### [Listed records]
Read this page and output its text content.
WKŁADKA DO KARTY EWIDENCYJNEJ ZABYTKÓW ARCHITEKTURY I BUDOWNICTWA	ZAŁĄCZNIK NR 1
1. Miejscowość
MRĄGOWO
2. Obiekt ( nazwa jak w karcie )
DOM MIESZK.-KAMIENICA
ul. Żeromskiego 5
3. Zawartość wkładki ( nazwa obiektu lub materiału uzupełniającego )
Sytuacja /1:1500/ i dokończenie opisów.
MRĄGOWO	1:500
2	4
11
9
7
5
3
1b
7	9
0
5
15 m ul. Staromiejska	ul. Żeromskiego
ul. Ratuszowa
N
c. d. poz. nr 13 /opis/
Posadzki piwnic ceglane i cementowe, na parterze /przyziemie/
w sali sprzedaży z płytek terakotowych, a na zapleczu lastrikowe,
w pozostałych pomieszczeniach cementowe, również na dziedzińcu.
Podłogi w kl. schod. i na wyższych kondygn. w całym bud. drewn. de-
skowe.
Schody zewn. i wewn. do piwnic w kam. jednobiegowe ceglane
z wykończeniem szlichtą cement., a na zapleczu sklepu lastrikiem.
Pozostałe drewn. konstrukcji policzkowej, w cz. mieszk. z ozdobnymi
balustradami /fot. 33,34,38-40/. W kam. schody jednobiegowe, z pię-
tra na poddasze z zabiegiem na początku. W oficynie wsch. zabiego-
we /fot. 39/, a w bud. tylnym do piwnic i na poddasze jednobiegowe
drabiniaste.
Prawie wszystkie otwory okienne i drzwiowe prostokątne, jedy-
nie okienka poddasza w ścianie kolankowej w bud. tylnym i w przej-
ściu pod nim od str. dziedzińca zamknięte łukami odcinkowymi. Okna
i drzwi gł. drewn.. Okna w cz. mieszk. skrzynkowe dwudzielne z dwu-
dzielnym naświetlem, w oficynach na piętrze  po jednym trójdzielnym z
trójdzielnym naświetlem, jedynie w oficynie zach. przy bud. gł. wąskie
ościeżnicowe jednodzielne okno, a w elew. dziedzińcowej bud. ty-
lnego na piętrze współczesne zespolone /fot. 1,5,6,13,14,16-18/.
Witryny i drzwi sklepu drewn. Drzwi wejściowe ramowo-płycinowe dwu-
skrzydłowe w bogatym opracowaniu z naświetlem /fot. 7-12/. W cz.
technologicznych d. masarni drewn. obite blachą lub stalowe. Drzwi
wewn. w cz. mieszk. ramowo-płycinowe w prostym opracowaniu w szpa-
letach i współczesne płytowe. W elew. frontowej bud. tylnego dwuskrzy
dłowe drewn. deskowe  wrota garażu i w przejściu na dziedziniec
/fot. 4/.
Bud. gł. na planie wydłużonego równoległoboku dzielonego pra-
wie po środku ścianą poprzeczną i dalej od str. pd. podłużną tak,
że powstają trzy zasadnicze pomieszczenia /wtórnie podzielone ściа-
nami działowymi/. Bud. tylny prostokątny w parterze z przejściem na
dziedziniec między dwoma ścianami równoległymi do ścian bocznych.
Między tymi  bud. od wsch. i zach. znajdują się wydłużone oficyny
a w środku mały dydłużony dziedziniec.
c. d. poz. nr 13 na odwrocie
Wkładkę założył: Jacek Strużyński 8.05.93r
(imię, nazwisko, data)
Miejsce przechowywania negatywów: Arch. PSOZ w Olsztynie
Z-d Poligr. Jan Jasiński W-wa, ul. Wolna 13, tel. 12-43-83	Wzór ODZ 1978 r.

### [What you have to do]
Return all of the data precisely as it appears.

### [The reply]
Read this page and output its text content.
WKŁADKA DO KARTY EWIDENCYJNEJ ZABYTKÓW ARCHITEKTURY I BUDOWNICTWA	ZAŁĄCZNIK NR 1
1. Miejscowość
MRĄGOWO
2. Obiekt ( nazwa jak w karcie )
DOM MIESZK.-KAMIENICA
ul. Żeromskiego 5
3. Zawartość wkładki ( nazwa obiektu lub materiału uzupełniającego )
Sytuacja /1:1500/ i dokończenie opisów.
MRĄGOWO	1:500
2	4
11
9
7
5
3
1b
7	9
0
5
15 m ul. Staromiejska	ul. Żeromskiego
ul. Ratuszowa
N
c. d. poz. nr 13 /opis/
Posadzki piwnic ceglane i cementowe, na parterze /przyziemie/
w sali sprzedaży z płytek terakotowych, a na zapleczu lastrikowe,
w pozostałych pomieszczeniach cementowe, również na dziedzińcu.
Podłogi w kl. schod. i na wyższych kondygn. w całym bud. drewn. de-
skowe.
Schody zewn. i wewn. do piwnic w kam. jednobiegowe ceglane
z wykończeniem szlichtą cement., a na zapleczu sklepu lastrikiem.
Pozostałe drewn. konstrukcji policzkowej, w cz. mieszk. z ozdobnymi
balustradami /fot. 33,34,38-40/. W kam. schody jednobiegowe, z pię-
tra na poddasze z zabiegiem na początku. W oficynie wsch. zabiego-
we /fot. 39/, a w bud. tylnym do piwnic i na poddasze jednobiegowe
drabiniaste.
Prawie wszystkie otwory okienne i drzwiowe prostokątne, jedy-
nie okienka poddasza w ścianie kolankowej w bud. tylnym i w przej-
ściu pod nim od str. dziedzińca zamknięte łukami odcinkowymi. Okna
i drzwi gł. drewn.. Okna w cz. mieszk. skrzynkowe dwudzielne z dwu-
dzielnym naświetlem, w oficynach na piętrze  po jednym trójdzielnym z
trójdzielnym naświetlem, jedynie w oficynie zach. przy bud. gł. wąskie
ościeżnicowe jednodzielne okno, a w elew. dziedzińcowej bud. ty-
lnego na piętrze współczesne zespolone /fot. 1,5,6,13,14,16-18/.
Witryny i drzwi sklepu drewn. Drzwi wejściowe ramowo-płycinowe dwu-
skrzydłowe w bogatym opracowaniu z naświetlem /fot. 7-12/. W cz.
technologicznych d. masarni drewn. obite blachą lub stalowe. Drzwi
wewn. w cz. mieszk. ramowo-płycinowe w prostym opracowaniu w szpa-
letach i współczesne płytowe. W elew. frontowej bud. tylnego dwuskrzy
dłowe drewn. deskowe  wrota garażu i w przejściu na dziedziniec
/fot. 4/.
Bud. gł. na planie wydłużonego równoległoboku dzielonego pra-
wie po środku ścianą poprzeczną i dalej od str. pd. podłużną tak,
że powstają trzy zasadnicze pomieszczenia /wtórnie podzielone ściа-
nami działowymi/. Bud. tylny prostokątny w parterze z przejściem na
dziedziniec między dwoma ścianami równoległymi do ścian bocznych.
Między tymi  bud. od wsch. i zach. znajdują się wydłużone oficyny
a w środku mały dydłużony dziedziniec.
c. d. poz. nr 13 na odwrocie
Wkładkę założył: Jacek Strużyński 8.05.93r
(imię, nazwisko, data)
Miejsce przechowywania negatywów: Arch. PSOZ w Olsztynie
Z-d Poligr. Jan Jasiński W-wa, ul. Wolna 13, tel. 12-43-83	Wzór ODZ 1978 r.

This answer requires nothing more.